--- JOB ---
Repeat each line of the material exactly.

--- RECORDED INFORMATION ---
--- begin ---

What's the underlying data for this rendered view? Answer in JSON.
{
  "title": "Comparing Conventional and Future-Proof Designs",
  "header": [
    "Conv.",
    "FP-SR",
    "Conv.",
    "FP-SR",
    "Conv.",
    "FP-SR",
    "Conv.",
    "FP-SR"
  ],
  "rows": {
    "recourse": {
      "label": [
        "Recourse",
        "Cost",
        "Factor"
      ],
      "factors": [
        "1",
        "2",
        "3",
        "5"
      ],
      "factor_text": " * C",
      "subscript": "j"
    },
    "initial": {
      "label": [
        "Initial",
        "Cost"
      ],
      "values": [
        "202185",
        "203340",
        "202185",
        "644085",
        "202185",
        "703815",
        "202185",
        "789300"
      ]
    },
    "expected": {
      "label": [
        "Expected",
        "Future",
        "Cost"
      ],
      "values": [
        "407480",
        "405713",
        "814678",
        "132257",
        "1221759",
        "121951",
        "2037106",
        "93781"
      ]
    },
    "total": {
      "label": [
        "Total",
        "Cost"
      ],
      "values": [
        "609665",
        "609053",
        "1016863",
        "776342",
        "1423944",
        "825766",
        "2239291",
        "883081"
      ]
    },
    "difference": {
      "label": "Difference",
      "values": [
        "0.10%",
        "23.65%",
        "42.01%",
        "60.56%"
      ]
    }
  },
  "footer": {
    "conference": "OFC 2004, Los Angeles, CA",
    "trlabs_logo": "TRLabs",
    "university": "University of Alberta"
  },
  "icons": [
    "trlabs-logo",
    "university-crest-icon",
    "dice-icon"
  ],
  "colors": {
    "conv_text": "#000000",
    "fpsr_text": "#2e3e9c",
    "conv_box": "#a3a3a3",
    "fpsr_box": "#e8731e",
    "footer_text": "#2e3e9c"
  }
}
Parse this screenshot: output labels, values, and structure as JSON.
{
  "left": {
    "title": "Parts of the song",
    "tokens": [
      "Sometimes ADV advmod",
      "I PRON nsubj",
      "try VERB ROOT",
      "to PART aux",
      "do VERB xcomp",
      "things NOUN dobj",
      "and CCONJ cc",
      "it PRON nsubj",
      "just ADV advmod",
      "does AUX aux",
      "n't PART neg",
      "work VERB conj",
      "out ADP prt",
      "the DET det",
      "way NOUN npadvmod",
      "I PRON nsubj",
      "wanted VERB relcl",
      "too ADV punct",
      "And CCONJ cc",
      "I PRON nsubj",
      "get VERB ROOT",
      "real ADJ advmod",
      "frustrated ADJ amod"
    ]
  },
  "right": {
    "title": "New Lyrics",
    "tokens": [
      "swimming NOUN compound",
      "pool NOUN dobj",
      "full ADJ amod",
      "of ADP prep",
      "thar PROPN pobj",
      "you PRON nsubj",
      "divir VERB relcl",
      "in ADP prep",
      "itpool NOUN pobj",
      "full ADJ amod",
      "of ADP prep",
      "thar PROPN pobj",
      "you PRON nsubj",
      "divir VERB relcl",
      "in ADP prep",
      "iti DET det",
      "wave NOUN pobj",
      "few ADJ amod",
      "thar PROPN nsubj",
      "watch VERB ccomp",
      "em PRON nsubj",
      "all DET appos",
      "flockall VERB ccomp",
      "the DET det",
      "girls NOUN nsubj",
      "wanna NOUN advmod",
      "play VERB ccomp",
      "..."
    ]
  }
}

--- end ---

--- EXERCISE SOLUTION ---
What's the underlying data for this rendered view? Answer in JSON.
{
  "title": "Comparing Conventional and Future-Proof Designs",
  "header": [
    "Conv.",
    "FP-SR",
    "Conv.",
    "FP-SR",
    "Conv.",
    "FP-SR",
    "Conv.",
    "FP-SR"
  ],
  "rows": {
    "recourse": {
      "label": [
        "Recourse",
        "Cost",
        "Factor"
      ],
      "factors": [
        "1",
        "2",
        "3",
        "5"
      ],
      "factor_text": " * C",
      "subscript": "j"
    },
    "initial": {
      "label": [
        "Initial",
        "Cost"
      ],
      "values": [
        "202185",
        "203340",
        "202185",
        "644085",
        "202185",
        "703815",
        "202185",
        "789300"
      ]
    },
    "expected": {
      "label": [
        "Expected",
        "Future",
        "Cost"
      ],
      "values": [
        "407480",
        "405713",
        "814678",
        "132257",
        "1221759",
        "121951",
        "2037106",
        "93781"
      ]
    },
    "total": {
      "label": [
        "Total",
        "Cost"
      ],
      "values": [
        "609665",
        "609053",
        "1016863",
        "776342",
        "1423944",
        "825766",
        "2239291",
        "883081"
      ]
    },
    "difference": {
      "label": "Difference",
      "values": [
        "0.10%",
        "23.65%",
        "42.01%",
        "60.56%"
      ]
    }
  },
  "footer": {
    "conference": "OFC 2004, Los Angeles, CA",
    "trlabs_logo": "TRLabs",
    "university": "University of Alberta"
  },
  "icons": [
    "trlabs-logo",
    "university-crest-icon",
    "dice-icon"
  ],
  "colors": {
    "conv_text": "#000000",
    "fpsr_text": "#2e3e9c",
    "conv_box": "#a3a3a3",
    "fpsr_box": "#e8731e",
    "footer_text": "#2e3e9c"
  }
}
Parse this screenshot: output labels, values, and structure as JSON.
{
  "left": {
    "title": "Parts of the song",
    "tokens": [
      "Sometimes ADV advmod",
      "I PRON nsubj",
      "try VERB ROOT",
      "to PART aux",
      "do VERB xcomp",
      "things NOUN dobj",
      "and CCONJ cc",
      "it PRON nsubj",
      "just ADV advmod",
      "does AUX aux",
      "n't PART neg",
      "work VERB conj",
      "out ADP prt",
      "the DET det",
      "way NOUN npadvmod",
      "I PRON nsubj",
      "wanted VERB relcl",
      "too ADV punct",
      "And CCONJ cc",
      "I PRON nsubj",
      "get VERB ROOT",
      "real ADJ advmod",
      "frustrated ADJ amod"
    ]
  },
  "right": {
    "title": "New Lyrics",
    "tokens": [
      "swimming NOUN compound",
      "pool NOUN dobj",
      "full ADJ amod",
      "of ADP prep",
      "thar PROPN pobj",
      "you PRON nsubj",
      "divir VERB relcl",
      "in ADP prep",
      "itpool NOUN pobj",
      "full ADJ amod",
      "of ADP prep",
      "thar PROPN pobj",
      "you PRON nsubj",
      "divir VERB relcl",
      "in ADP prep",
      "iti DET det",
      "wave NOUN pobj",
      "few ADJ amod",
      "thar PROPN nsubj",
      "watch VERB ccomp",
      "em PRON nsubj",
      "all DET appos",
      "flockall VERB ccomp",
      "the DET det",
      "girls NOUN nsubj",
      "wanna NOUN advmod",
      "play VERB ccomp",
      "..."
    ]
  }
}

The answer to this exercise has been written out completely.